## TASK STATEMENT
Copy the data precisely, character for character, and leave out every picture.

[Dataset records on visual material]

═══

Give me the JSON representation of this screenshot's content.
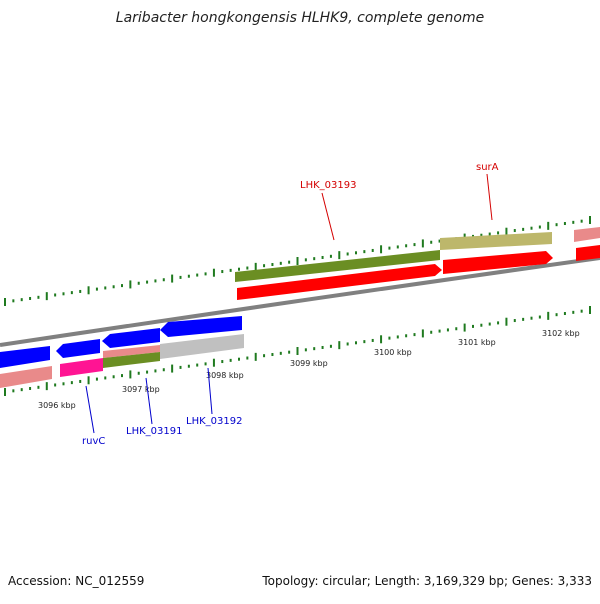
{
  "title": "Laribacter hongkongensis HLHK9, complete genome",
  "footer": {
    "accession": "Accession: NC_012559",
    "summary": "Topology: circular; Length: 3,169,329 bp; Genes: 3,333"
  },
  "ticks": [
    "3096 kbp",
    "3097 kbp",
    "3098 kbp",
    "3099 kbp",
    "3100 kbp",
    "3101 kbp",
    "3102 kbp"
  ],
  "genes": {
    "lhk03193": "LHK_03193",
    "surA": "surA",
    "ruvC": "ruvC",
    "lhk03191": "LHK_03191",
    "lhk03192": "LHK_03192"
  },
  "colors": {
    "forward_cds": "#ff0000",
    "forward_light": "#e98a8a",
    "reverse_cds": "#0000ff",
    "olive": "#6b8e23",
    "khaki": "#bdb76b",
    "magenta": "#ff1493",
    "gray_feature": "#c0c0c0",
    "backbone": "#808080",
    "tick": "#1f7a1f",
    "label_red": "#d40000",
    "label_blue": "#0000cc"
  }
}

═══

## FINAL ANSWER
Give me the JSON representation of this screenshot's content.
{
  "title": "Laribacter hongkongensis HLHK9, complete genome",
  "footer": {
    "accession": "Accession: NC_012559",
    "summary": "Topology: circular; Length: 3,169,329 bp; Genes: 3,333"
  },
  "ticks": [
    "3096 kbp",
    "3097 kbp",
    "3098 kbp",
    "3099 kbp",
    "3100 kbp",
    "3101 kbp",
    "3102 kbp"
  ],
  "genes": {
    "lhk03193": "LHK_03193",
    "surA": "surA",
    "ruvC": "ruvC",
    "lhk03191": "LHK_03191",
    "lhk03192": "LHK_03192"
  },
  "colors": {
    "forward_cds": "#ff0000",
    "forward_light": "#e98a8a",
    "reverse_cds": "#0000ff",
    "olive": "#6b8e23",
    "khaki": "#bdb76b",
    "magenta": "#ff1493",
    "gray_feature": "#c0c0c0",
    "backbone": "#808080",
    "tick": "#1f7a1f",
    "label_red": "#d40000",
    "label_blue": "#0000cc"
  }
}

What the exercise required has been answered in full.